> **What is required**:
Please rewrite the entries from the first line through the line with "- milk-y-tick-label: 24", swapping each "milk-x-tick-label" for "milk-date-label" and leaving everything else unchanged. Return only those lines.
========================
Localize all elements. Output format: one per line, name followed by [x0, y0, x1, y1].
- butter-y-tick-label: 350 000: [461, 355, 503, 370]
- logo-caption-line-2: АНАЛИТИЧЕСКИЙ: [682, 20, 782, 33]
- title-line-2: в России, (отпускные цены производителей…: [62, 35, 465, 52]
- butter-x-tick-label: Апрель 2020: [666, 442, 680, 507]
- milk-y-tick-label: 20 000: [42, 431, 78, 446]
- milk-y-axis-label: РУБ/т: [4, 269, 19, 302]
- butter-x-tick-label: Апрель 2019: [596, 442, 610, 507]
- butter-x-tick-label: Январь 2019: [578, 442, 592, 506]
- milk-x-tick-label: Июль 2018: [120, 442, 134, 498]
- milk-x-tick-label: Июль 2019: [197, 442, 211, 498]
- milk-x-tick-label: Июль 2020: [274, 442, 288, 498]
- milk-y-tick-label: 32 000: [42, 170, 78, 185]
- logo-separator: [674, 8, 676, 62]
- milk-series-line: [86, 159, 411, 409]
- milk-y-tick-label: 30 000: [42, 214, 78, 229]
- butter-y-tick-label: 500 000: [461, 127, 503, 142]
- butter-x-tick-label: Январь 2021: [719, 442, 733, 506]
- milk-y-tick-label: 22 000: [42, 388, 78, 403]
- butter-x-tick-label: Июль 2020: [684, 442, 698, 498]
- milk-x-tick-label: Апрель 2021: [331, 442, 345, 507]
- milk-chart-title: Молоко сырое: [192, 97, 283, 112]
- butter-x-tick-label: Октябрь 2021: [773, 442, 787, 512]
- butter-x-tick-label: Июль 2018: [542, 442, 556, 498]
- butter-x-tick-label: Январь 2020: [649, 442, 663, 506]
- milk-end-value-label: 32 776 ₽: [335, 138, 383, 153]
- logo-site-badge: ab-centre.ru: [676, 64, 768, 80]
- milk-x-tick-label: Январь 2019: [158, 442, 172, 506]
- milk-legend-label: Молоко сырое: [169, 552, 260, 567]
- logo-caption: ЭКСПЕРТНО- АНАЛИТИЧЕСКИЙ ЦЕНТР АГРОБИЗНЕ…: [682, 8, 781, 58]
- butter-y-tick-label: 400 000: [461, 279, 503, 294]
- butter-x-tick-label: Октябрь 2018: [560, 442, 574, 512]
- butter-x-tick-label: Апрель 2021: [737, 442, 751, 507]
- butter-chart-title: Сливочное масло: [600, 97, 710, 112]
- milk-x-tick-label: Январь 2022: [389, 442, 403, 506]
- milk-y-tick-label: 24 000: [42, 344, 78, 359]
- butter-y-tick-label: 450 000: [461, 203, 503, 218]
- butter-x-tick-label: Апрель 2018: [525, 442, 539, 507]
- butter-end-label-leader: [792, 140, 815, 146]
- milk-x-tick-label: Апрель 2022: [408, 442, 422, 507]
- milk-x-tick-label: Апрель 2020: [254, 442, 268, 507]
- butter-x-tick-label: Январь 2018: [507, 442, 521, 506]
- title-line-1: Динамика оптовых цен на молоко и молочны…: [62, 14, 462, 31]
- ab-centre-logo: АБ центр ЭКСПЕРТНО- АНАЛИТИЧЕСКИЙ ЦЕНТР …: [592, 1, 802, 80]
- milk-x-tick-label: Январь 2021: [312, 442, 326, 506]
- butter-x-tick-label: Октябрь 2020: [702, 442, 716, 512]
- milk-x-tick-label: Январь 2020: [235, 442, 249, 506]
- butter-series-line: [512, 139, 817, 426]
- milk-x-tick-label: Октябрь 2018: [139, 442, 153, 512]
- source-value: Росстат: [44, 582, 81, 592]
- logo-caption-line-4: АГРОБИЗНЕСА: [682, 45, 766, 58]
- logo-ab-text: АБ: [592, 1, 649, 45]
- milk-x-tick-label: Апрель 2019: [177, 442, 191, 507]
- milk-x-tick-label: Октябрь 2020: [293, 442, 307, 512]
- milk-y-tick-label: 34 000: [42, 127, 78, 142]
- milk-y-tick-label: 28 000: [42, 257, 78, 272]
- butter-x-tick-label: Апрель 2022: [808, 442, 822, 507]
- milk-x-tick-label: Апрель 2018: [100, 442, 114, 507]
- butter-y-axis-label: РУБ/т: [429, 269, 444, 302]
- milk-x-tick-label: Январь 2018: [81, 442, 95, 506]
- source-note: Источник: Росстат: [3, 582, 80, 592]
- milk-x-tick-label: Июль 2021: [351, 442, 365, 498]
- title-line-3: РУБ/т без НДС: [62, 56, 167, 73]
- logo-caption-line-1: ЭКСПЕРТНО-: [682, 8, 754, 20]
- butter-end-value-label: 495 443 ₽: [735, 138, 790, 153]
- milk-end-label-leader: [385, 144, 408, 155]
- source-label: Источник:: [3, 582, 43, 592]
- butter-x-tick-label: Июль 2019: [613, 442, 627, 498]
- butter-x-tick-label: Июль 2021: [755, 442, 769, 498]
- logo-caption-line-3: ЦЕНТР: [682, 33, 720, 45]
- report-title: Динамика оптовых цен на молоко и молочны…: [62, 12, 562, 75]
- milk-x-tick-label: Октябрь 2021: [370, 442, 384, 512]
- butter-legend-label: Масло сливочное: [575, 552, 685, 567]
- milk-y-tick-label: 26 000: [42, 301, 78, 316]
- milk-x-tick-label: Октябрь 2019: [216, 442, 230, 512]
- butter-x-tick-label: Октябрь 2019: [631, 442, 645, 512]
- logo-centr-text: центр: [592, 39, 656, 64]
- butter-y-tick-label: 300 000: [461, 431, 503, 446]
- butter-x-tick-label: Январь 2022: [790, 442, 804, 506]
========================
> **Exercise answer**:
Localize all elements. Output format: one per line, name followed by [x0, y0, x1, y1].
- butter-y-tick-label: 350 000: [461, 355, 503, 370]
- logo-caption-line-2: АНАЛИТИЧЕСКИЙ: [682, 20, 782, 33]
- title-line-2: в России, (отпускные цены производителей…: [62, 35, 465, 52]
- butter-x-tick-label: Апрель 2020: [666, 442, 680, 507]
- milk-y-tick-label: 20 000: [42, 431, 78, 446]
- milk-y-axis-label: РУБ/т: [4, 269, 19, 302]
- butter-x-tick-label: Апрель 2019: [596, 442, 610, 507]
- butter-x-tick-label: Январь 2019: [578, 442, 592, 506]
- milk-date-label: Июль 2018: [120, 442, 134, 498]
- milk-date-label: Июль 2019: [197, 442, 211, 498]
- milk-date-label: Июль 2020: [274, 442, 288, 498]
- milk-y-tick-label: 32 000: [42, 170, 78, 185]
- logo-separator: [674, 8, 676, 62]
- milk-series-line: [86, 159, 411, 409]
- milk-y-tick-label: 30 000: [42, 214, 78, 229]
- butter-y-tick-label: 500 000: [461, 127, 503, 142]
- butter-x-tick-label: Январь 2021: [719, 442, 733, 506]
- milk-y-tick-label: 22 000: [42, 388, 78, 403]
- butter-x-tick-label: Июль 2020: [684, 442, 698, 498]
- milk-date-label: Апрель 2021: [331, 442, 345, 507]
- milk-chart-title: Молоко сырое: [192, 97, 283, 112]
- butter-x-tick-label: Октябрь 2021: [773, 442, 787, 512]
- butter-x-tick-label: Июль 2018: [542, 442, 556, 498]
- butter-x-tick-label: Январь 2020: [649, 442, 663, 506]
- milk-end-value-label: 32 776 ₽: [335, 138, 383, 153]
- logo-site-badge: ab-centre.ru: [676, 64, 768, 80]
- milk-date-label: Январь 2019: [158, 442, 172, 506]
- milk-legend-label: Молоко сырое: [169, 552, 260, 567]
- logo-caption: ЭКСПЕРТНО- АНАЛИТИЧЕСКИЙ ЦЕНТР АГРОБИЗНЕ…: [682, 8, 781, 58]
- butter-y-tick-label: 400 000: [461, 279, 503, 294]
- butter-x-tick-label: Октябрь 2018: [560, 442, 574, 512]
- butter-x-tick-label: Апрель 2021: [737, 442, 751, 507]
- butter-chart-title: Сливочное масло: [600, 97, 710, 112]
- milk-date-label: Январь 2022: [389, 442, 403, 506]
- milk-y-tick-label: 24 000: [42, 344, 78, 359]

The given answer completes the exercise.